Written request:
Extract all of the data and reproduce it precisely.

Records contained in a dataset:
>>>>
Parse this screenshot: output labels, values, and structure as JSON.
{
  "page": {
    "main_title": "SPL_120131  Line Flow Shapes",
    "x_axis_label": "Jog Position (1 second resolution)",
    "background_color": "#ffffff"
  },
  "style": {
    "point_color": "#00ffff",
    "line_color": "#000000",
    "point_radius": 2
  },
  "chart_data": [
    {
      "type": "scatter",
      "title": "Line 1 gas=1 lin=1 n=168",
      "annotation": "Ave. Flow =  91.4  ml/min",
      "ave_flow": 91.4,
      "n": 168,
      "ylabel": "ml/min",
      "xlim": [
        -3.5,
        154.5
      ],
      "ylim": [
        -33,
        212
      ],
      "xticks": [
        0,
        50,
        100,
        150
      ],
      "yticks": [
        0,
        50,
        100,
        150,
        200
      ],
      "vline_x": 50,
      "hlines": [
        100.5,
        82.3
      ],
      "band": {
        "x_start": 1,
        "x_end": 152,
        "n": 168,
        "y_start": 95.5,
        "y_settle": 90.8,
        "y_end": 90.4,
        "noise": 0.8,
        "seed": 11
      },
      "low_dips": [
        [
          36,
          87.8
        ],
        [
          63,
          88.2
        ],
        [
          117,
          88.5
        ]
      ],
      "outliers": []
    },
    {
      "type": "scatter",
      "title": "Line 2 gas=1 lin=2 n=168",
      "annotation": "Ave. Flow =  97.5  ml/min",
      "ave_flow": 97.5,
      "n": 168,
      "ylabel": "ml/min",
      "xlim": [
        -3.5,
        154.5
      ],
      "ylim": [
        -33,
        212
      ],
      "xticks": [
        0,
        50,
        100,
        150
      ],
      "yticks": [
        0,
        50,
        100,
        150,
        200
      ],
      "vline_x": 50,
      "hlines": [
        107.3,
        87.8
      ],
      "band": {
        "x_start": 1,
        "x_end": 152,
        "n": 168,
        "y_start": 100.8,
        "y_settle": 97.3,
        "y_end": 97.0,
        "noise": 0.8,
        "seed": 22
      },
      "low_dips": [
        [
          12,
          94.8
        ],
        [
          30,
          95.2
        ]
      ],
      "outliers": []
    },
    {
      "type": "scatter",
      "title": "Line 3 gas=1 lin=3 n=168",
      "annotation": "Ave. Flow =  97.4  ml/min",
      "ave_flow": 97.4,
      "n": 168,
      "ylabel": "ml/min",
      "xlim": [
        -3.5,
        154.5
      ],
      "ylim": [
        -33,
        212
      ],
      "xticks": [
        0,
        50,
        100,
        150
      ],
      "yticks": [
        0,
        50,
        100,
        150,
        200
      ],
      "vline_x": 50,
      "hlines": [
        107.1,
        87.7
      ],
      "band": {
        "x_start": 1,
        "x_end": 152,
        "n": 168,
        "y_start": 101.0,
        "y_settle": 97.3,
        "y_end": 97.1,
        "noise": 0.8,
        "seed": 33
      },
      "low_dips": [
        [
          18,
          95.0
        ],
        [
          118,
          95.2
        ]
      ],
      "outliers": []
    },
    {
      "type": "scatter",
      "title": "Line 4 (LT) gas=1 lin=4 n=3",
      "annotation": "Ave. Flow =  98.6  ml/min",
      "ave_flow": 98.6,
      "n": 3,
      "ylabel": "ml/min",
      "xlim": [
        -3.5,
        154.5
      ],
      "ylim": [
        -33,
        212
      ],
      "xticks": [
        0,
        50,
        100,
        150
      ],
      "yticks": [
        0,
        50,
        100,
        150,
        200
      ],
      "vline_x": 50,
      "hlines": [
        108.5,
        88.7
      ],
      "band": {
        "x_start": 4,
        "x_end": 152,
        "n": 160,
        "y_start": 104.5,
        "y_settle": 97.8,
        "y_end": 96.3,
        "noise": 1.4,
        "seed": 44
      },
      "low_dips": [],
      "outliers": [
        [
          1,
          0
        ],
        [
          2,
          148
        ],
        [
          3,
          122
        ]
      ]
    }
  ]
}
<<<<
Answer to this task:
Parse this screenshot: output labels, values, and structure as JSON.
{
  "page": {
    "main_title": "SPL_120131  Line Flow Shapes",
    "x_axis_label": "Jog Position (1 second resolution)",
    "background_color": "#ffffff"
  },
  "style": {
    "point_color": "#00ffff",
    "line_color": "#000000",
    "point_radius": 2
  },
  "chart_data": [
    {
      "type": "scatter",
      "title": "Line 1 gas=1 lin=1 n=168",
      "annotation": "Ave. Flow =  91.4  ml/min",
      "ave_flow": 91.4,
      "n": 168,
      "ylabel": "ml/min",
      "xlim": [
        -3.5,
        154.5
      ],
      "ylim": [
        -33,
        212
      ],
      "xticks": [
        0,
        50,
        100,
        150
      ],
      "yticks": [
        0,
        50,
        100,
        150,
        200
      ],
      "vline_x": 50,
      "hlines": [
        100.5,
        82.3
      ],
      "band": {
        "x_start": 1,
        "x_end": 152,
        "n": 168,
        "y_start": 95.5,
        "y_settle": 90.8,
        "y_end": 90.4,
        "noise": 0.8,
        "seed": 11
      },
      "low_dips": [
        [
          36,
          87.8
        ],
        [
          63,
          88.2
        ],
        [
          117,
          88.5
        ]
      ],
      "outliers": []
    },
    {
      "type": "scatter",
      "title": "Line 2 gas=1 lin=2 n=168",
      "annotation": "Ave. Flow =  97.5  ml/min",
      "ave_flow": 97.5,
      "n": 168,
      "ylabel": "ml/min",
      "xlim": [
        -3.5,
        154.5
      ],
      "ylim": [
        -33,
        212
      ],
      "xticks": [
        0,
        50,
        100,
        150
      ],
      "yticks": [
        0,
        50,
        100,
        150,
        200
      ],
      "vline_x": 50,
      "hlines": [
        107.3,
        87.8
      ],
      "band": {
        "x_start": 1,
        "x_end": 152,
        "n": 168,
        "y_start": 100.8,
        "y_settle": 97.3,
        "y_end": 97.0,
        "noise": 0.8,
        "seed": 22
      },
      "low_dips": [
        [
          12,
          94.8
        ],
        [
          30,
          95.2
        ]
      ],
      "outliers": []
    },
    {
      "type": "scatter",
      "title": "Line 3 gas=1 lin=3 n=168",
      "annotation": "Ave. Flow =  97.4  ml/min",
      "ave_flow": 97.4,
      "n": 168,
      "ylabel": "ml/min",
      "xlim": [
        -3.5,
        154.5
      ],
      "ylim": [
        -33,
        212
      ],
      "xticks": [
        0,
        50,
        100,
        150
      ],
      "yticks": [
        0,
        50,
        100,
        150,
        200
      ],
      "vline_x": 50,
      "hlines": [
        107.1,
        87.7
      ],
      "band": {
        "x_start": 1,
        "x_end": 152,
        "n": 168,
        "y_start": 101.0,
        "y_settle": 97.3,
        "y_end": 97.1,
        "noise": 0.8,
        "seed": 33
      },
      "low_dips": [
        [
          18,
          95.0
        ],
        [
          118,
          95.2
        ]
      ],
      "outliers": []
    },
    {
      "type": "scatter",
      "title": "Line 4 (LT) gas=1 lin=4 n=3",
      "annotation": "Ave. Flow =  98.6  ml/min",
      "ave_flow": 98.6,
      "n": 3,
      "ylabel": "ml/min",
      "xlim": [
        -3.5,
        154.5
      ],
      "ylim": [
        -33,
        212
      ],
      "xticks": [
        0,
        50,
        100,
        150
      ],
      "yticks": [
        0,
        50,
        100,
        150,
        200
      ],
      "vline_x": 50,
      "hlines": [
        108.5,
        88.7
      ],
      "band": {
        "x_start": 4,
        "x_end": 152,
        "n": 160,
        "y_start": 104.5,
        "y_settle": 97.8,
        "y_end": 96.3,
        "noise": 1.4,
        "seed": 44
      },
      "low_dips": [],
      "outliers": [
        [
          1,
          0
        ],
        [
          2,
          148
        ],
        [
          3,
          122
        ]
      ]
    }
  ]
}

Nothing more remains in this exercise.